In the data below, find each line containing the string "Kroupa" and return it.

* start Supplied information *

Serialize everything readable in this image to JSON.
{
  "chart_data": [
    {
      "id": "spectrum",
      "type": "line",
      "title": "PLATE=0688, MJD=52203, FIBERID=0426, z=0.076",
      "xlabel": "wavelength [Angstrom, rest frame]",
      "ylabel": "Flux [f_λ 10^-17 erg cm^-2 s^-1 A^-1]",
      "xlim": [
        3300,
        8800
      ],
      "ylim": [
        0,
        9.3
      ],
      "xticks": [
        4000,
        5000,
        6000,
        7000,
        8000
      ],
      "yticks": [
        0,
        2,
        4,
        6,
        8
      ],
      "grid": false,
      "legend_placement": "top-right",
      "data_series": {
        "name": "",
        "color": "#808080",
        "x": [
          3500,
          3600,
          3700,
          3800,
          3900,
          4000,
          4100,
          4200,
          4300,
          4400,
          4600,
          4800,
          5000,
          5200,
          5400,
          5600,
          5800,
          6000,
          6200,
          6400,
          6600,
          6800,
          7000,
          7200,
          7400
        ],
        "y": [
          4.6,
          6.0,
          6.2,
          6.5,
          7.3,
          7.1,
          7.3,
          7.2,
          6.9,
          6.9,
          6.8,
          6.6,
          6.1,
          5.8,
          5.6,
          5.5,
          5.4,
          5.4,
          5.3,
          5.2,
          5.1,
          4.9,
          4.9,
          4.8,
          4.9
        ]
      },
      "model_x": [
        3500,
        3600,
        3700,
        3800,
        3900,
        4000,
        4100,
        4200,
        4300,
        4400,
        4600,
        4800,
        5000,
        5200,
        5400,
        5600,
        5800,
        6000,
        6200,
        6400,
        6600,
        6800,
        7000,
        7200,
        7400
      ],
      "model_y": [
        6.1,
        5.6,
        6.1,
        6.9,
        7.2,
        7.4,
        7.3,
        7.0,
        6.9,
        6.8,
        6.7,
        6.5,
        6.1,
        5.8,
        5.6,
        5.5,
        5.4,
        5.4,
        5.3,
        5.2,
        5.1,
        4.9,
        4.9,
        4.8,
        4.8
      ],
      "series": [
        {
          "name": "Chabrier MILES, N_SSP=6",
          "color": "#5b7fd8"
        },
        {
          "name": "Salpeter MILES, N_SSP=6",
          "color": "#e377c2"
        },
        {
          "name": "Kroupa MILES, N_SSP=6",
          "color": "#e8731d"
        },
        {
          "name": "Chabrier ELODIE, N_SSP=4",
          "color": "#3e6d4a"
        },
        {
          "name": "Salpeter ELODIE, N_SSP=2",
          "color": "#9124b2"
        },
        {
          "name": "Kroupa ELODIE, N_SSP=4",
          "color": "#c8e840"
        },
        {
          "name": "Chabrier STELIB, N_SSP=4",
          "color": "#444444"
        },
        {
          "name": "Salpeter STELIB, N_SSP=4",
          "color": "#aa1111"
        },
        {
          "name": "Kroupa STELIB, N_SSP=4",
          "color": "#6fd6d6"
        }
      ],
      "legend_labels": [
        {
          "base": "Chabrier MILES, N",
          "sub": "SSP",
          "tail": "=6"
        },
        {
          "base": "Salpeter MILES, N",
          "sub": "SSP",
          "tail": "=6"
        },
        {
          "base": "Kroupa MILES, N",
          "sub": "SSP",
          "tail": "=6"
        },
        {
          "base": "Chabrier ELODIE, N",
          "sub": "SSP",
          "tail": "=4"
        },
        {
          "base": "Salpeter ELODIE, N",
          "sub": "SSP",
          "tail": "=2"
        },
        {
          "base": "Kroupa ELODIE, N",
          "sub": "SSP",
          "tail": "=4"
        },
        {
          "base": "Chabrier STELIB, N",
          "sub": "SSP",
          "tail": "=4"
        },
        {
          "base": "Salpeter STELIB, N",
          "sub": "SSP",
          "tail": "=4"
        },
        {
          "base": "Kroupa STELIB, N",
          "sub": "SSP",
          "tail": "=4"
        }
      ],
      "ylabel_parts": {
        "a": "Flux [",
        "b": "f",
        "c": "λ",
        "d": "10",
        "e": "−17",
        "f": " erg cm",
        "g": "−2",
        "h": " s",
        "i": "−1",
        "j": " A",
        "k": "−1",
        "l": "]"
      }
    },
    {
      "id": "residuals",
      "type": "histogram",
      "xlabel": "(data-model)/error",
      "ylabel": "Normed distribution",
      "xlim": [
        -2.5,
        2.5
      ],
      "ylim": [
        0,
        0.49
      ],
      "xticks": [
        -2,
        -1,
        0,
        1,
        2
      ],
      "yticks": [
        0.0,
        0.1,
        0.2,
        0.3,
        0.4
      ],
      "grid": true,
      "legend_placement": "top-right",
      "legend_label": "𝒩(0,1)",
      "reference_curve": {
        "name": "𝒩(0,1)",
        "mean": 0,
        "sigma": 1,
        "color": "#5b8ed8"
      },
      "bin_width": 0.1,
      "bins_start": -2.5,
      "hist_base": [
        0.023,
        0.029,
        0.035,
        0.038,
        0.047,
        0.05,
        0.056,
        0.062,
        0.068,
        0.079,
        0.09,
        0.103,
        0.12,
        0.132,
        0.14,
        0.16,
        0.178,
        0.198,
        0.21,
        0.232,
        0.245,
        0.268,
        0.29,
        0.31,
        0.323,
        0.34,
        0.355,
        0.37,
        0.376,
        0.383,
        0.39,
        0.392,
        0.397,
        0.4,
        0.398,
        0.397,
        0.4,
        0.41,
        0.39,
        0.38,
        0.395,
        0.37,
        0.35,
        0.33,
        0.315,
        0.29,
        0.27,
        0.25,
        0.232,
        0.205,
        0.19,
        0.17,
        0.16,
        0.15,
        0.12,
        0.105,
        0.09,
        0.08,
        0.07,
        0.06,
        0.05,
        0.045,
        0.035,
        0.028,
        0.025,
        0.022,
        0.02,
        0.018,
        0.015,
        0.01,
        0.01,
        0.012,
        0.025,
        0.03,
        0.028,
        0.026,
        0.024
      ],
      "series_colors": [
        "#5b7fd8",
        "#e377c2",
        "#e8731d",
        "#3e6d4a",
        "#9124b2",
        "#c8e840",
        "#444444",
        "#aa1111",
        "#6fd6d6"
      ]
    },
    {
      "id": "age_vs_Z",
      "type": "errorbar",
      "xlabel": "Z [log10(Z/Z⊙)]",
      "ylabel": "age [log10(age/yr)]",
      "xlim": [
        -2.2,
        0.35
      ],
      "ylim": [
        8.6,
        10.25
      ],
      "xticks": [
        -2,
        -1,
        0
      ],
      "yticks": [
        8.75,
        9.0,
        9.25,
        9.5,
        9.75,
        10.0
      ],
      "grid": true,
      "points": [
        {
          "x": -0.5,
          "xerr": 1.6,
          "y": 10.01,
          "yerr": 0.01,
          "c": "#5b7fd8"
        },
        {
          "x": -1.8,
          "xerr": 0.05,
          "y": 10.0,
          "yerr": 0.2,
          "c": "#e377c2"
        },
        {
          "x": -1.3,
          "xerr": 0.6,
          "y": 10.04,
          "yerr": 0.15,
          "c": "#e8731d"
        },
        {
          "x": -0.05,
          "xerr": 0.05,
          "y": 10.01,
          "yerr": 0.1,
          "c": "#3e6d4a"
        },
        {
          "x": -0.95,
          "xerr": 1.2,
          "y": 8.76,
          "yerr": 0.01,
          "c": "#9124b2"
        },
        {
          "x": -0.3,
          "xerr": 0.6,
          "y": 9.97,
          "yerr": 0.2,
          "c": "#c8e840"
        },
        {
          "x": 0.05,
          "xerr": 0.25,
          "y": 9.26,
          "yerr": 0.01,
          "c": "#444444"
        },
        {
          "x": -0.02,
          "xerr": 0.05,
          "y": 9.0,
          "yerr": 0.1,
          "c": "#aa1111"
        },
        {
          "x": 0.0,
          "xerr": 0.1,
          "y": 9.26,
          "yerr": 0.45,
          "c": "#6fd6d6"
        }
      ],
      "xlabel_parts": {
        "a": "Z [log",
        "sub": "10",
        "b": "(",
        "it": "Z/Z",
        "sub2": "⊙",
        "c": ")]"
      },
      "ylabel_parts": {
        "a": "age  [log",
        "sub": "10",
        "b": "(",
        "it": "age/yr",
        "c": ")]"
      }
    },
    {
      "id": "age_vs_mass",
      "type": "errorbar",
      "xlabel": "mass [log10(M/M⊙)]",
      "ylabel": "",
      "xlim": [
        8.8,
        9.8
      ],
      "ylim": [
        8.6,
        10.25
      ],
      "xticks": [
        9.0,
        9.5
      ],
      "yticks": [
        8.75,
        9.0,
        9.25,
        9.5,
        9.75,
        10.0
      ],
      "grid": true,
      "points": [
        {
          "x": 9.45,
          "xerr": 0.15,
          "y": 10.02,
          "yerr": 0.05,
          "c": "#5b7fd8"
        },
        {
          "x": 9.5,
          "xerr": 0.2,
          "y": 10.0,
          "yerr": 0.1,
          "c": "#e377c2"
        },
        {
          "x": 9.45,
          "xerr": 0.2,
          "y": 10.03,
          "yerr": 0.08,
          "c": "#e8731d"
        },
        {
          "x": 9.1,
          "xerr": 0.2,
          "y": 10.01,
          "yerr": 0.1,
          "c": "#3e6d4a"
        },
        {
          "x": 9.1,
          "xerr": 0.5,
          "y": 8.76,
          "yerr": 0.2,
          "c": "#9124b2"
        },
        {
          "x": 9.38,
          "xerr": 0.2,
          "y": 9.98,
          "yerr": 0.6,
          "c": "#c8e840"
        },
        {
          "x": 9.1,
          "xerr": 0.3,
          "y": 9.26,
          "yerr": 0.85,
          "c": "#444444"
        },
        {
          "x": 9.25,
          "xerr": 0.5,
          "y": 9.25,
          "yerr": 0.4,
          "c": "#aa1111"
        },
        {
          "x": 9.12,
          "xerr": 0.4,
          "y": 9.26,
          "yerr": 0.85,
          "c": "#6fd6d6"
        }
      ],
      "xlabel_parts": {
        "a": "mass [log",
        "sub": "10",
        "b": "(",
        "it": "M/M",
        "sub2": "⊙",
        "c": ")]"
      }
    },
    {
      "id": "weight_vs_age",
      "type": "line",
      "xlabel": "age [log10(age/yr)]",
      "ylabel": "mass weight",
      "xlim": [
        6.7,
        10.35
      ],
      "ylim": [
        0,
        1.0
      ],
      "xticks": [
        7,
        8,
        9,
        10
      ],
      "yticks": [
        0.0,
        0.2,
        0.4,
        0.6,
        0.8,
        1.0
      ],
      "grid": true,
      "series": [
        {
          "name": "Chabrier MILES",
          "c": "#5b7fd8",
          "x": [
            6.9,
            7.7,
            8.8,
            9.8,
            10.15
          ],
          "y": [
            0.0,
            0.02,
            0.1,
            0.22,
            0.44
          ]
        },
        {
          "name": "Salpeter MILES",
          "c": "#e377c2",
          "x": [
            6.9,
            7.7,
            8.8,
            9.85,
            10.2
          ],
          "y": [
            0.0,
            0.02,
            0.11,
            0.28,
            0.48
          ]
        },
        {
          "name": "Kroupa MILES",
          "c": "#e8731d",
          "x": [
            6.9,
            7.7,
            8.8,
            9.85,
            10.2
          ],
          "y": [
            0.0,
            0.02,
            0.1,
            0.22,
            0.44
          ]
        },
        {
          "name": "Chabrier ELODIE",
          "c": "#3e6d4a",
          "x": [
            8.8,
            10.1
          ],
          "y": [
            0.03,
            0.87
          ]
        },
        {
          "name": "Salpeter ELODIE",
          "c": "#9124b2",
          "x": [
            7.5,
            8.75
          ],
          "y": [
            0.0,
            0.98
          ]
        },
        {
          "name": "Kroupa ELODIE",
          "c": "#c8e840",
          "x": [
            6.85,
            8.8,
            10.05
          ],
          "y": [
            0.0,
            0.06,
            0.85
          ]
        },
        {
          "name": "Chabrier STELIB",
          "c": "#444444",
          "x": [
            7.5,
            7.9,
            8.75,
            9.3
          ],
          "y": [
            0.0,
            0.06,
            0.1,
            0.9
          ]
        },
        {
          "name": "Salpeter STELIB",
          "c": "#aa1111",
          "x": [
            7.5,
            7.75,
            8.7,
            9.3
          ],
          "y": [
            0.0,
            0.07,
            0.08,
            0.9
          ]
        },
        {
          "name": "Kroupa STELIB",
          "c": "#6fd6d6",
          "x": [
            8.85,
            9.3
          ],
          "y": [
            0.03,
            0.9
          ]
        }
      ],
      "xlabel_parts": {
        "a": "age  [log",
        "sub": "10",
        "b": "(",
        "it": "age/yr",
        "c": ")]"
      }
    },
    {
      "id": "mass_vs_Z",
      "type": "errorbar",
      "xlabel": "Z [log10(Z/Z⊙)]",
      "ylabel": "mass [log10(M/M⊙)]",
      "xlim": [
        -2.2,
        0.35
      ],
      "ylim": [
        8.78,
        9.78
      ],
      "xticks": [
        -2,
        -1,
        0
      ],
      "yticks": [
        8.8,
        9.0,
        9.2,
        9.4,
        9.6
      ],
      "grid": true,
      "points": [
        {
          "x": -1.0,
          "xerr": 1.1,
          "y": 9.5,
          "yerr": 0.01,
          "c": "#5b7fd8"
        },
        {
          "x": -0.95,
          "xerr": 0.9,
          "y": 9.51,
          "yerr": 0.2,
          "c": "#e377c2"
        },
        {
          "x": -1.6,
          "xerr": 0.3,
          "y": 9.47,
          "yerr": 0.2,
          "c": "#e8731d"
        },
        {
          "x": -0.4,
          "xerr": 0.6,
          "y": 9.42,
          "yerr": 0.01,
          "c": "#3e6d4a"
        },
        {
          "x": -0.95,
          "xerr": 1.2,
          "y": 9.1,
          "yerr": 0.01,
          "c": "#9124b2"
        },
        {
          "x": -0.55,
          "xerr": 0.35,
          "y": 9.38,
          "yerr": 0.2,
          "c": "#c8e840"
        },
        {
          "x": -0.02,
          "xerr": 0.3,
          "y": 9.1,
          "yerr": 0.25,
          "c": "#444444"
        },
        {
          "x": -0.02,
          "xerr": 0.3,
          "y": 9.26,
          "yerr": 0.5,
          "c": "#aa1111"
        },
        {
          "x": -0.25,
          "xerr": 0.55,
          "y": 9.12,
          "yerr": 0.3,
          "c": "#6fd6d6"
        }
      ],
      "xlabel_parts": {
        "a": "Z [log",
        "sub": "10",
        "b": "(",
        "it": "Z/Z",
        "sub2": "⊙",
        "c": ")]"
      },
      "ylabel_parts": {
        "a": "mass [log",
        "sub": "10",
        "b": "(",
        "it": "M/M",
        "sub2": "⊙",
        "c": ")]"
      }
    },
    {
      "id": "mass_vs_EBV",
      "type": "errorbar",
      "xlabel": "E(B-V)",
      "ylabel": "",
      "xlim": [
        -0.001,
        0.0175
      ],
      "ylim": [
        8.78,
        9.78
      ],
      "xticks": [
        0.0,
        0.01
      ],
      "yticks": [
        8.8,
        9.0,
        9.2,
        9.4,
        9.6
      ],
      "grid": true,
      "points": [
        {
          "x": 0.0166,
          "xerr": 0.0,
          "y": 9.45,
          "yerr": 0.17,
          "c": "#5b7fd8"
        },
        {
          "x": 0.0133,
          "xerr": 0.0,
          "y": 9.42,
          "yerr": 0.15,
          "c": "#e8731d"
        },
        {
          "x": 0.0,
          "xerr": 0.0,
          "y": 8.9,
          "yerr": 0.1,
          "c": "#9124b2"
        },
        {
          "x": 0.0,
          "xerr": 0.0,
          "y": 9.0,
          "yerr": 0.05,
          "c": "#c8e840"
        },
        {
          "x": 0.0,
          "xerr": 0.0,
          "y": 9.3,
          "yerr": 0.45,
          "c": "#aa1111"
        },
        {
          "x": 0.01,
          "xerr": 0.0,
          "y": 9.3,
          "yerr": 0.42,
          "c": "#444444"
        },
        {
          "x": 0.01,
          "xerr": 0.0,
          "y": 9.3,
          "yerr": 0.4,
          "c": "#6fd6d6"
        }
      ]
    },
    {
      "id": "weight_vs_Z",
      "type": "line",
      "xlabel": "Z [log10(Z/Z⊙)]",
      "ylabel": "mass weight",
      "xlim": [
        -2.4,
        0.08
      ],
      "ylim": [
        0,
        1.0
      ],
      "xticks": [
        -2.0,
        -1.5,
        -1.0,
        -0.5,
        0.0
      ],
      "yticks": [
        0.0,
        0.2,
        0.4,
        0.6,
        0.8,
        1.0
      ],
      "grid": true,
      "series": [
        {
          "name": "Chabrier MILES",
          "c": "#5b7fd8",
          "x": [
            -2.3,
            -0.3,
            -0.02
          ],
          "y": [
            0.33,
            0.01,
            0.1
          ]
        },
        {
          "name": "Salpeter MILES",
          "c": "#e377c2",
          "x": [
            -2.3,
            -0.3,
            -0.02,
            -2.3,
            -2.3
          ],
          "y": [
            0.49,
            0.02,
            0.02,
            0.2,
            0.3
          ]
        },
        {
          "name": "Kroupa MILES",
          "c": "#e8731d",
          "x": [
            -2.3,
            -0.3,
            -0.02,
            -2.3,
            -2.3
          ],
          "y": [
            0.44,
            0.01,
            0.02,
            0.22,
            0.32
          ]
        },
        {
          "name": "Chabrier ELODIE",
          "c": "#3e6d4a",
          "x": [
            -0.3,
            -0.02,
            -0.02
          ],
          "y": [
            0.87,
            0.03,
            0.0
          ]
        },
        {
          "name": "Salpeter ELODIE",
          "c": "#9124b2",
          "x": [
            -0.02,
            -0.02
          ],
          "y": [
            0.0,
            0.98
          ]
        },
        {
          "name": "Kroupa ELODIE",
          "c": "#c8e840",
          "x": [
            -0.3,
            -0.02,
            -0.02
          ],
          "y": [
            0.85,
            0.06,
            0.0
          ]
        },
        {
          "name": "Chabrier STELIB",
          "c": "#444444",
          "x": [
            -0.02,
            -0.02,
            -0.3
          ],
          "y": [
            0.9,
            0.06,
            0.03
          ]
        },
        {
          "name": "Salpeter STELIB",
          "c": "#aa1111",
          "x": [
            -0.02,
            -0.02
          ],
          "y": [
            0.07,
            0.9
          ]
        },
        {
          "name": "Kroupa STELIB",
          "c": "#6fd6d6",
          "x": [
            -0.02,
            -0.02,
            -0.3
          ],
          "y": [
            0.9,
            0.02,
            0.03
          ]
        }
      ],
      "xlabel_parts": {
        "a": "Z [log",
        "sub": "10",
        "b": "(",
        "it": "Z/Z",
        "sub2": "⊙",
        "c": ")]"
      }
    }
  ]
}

* end Supplied information *

Answer for the task.
          "name": "Kroupa MILES, N_SSP=6",
          "name": "Kroupa ELODIE, N_SSP=4",
          "name": "Kroupa STELIB, N_SSP=4",
          "base": "Kroupa MILES, N",
          "base": "Kroupa ELODIE, N",
          "base": "Kroupa STELIB, N",
          "name": "Kroupa MILES",
          "name": "Kroupa ELODIE",
          "name": "Kroupa STELIB",
          "name": "Kroupa MILES",
          "name": "Kroupa ELODIE",
          "name": "Kroupa STELIB",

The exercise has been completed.